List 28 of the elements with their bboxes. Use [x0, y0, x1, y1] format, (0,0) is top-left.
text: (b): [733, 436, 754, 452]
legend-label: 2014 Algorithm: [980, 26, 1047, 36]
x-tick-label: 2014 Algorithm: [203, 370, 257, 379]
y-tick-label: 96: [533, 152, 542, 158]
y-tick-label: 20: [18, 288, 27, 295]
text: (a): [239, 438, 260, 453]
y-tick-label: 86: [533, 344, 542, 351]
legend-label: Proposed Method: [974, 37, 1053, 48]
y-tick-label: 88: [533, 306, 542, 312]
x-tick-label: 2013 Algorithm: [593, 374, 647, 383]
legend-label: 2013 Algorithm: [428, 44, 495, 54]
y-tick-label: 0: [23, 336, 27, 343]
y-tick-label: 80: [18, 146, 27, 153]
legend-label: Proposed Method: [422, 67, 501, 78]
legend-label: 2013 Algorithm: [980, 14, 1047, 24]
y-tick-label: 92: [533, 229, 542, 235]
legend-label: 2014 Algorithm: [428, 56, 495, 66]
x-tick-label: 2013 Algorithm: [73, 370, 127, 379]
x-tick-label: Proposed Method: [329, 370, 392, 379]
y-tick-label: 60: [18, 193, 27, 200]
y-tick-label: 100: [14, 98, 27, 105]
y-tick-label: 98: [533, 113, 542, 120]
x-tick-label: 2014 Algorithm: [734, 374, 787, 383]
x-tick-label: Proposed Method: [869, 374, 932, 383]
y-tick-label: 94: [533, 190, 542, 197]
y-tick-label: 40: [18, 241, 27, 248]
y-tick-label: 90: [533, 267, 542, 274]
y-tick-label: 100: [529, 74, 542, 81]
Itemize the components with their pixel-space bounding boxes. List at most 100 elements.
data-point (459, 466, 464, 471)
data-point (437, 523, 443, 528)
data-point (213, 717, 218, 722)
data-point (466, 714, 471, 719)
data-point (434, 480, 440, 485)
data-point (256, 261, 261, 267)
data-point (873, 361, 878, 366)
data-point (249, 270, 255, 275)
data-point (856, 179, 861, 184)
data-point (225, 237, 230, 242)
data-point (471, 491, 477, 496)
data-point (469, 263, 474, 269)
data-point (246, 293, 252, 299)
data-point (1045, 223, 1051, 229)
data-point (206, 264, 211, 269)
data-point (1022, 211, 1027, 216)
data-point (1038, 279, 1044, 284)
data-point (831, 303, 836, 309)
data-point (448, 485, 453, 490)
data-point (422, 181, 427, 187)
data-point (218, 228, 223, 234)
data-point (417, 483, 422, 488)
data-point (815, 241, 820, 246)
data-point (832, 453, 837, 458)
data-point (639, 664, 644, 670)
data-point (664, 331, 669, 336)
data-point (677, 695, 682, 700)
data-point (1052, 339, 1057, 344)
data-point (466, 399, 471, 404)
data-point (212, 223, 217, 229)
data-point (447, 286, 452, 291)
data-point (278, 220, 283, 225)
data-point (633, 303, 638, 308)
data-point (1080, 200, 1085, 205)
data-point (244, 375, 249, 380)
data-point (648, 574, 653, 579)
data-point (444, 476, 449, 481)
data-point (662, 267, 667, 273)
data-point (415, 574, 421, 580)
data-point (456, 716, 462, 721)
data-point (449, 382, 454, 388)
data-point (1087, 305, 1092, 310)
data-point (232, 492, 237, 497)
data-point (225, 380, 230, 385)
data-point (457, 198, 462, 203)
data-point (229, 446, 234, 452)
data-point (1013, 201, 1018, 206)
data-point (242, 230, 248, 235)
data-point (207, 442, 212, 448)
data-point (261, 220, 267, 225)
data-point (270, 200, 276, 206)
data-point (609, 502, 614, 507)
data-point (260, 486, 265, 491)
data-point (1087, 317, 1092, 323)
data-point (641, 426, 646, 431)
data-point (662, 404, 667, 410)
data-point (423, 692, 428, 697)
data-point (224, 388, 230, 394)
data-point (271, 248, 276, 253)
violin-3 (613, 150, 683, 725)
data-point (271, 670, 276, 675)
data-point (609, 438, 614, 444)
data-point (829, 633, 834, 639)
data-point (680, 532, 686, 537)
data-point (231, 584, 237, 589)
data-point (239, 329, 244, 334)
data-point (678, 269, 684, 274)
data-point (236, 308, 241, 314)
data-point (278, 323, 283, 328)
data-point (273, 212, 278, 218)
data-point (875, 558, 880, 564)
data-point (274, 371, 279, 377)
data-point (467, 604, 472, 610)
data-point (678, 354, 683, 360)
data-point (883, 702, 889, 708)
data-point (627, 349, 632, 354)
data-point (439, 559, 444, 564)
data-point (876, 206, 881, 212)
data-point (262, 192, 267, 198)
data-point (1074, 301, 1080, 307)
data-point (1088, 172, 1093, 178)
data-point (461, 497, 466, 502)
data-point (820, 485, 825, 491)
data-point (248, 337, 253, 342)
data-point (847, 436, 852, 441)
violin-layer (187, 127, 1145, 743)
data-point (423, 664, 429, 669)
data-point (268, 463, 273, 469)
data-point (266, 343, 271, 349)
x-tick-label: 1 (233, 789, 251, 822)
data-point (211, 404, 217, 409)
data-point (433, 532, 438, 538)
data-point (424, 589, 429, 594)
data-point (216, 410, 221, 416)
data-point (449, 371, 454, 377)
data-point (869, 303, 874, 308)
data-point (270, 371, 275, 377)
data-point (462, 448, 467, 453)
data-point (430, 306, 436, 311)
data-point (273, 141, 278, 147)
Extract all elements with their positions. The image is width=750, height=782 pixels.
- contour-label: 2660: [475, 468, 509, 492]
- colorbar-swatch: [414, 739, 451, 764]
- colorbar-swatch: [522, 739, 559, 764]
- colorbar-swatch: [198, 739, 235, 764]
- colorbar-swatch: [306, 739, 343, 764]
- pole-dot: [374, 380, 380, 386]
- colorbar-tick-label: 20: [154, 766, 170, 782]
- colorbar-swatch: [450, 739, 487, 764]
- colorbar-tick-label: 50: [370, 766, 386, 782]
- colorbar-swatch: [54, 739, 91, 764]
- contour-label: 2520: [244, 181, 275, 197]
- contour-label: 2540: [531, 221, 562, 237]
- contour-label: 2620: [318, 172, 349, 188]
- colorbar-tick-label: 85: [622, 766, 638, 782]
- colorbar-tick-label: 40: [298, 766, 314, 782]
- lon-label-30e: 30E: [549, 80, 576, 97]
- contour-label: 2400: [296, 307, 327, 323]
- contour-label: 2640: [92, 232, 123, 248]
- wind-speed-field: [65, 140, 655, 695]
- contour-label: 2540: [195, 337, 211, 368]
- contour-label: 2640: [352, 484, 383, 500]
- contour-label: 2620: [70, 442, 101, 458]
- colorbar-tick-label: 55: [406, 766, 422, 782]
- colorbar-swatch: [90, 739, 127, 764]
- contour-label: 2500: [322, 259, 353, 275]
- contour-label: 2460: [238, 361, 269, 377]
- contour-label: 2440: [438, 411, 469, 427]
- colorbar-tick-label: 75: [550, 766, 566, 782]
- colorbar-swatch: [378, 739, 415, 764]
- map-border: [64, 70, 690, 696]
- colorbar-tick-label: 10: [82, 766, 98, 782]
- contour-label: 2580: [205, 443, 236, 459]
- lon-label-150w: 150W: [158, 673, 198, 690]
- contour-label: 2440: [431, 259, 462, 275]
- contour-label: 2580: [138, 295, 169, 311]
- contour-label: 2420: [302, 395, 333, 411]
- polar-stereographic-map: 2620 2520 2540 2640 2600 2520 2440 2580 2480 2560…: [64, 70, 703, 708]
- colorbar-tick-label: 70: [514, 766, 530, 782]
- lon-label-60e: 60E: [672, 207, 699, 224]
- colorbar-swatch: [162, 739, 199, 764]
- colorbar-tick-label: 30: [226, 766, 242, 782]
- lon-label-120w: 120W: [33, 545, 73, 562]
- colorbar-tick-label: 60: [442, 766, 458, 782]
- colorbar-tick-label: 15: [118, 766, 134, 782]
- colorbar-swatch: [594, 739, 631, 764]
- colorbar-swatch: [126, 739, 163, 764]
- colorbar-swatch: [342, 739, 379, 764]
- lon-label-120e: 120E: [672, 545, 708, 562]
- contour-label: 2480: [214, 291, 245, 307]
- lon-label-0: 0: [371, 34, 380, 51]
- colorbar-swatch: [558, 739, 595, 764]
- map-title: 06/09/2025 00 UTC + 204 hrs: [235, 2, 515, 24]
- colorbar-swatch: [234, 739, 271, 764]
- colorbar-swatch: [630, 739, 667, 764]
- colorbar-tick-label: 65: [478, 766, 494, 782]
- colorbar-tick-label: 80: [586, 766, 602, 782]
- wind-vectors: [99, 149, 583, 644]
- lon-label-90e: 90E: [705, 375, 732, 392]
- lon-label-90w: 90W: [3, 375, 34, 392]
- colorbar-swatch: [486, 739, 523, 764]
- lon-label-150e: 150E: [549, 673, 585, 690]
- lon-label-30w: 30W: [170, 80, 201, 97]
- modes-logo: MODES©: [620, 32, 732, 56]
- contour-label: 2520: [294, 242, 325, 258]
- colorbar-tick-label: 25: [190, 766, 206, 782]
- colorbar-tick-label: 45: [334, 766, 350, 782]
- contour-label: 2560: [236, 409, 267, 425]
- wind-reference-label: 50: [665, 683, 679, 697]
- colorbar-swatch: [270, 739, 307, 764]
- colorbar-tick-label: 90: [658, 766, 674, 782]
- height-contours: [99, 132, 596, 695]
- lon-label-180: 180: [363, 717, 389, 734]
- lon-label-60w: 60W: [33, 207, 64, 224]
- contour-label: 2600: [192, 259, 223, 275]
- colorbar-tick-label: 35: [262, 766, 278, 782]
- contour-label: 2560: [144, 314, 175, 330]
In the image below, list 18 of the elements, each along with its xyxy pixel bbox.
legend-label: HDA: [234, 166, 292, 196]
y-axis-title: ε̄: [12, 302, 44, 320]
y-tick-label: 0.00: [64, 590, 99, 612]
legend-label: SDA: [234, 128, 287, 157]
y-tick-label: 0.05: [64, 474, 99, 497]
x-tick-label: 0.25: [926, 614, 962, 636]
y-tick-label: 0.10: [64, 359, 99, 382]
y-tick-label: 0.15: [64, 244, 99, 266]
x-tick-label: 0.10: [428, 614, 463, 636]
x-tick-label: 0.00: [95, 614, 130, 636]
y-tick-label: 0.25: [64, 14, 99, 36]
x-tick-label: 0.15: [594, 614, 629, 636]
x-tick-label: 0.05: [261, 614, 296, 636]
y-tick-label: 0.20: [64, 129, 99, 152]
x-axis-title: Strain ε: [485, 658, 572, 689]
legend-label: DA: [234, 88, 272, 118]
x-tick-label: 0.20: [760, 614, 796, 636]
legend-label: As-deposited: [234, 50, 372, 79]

* _Цель упражнения_
Перепишите дословно строки листинга: начните с самой первой строки и остановитесь после строки, содержащей «y-tick-label: 88: [533, 306, 542, 312]», включив её.

* _Результат задания_
List 28 of the elements with their bboxes. Use [x0, y0, x1, y1] format, (0,0) is top-left.
text: (b): [733, 436, 754, 452]
legend-label: 2014 Algorithm: [980, 26, 1047, 36]
x-tick-label: 2014 Algorithm: [203, 370, 257, 379]
y-tick-label: 96: [533, 152, 542, 158]
y-tick-label: 20: [18, 288, 27, 295]
text: (a): [239, 438, 260, 453]
y-tick-label: 86: [533, 344, 542, 351]
legend-label: Proposed Method: [974, 37, 1053, 48]
y-tick-label: 88: [533, 306, 542, 312]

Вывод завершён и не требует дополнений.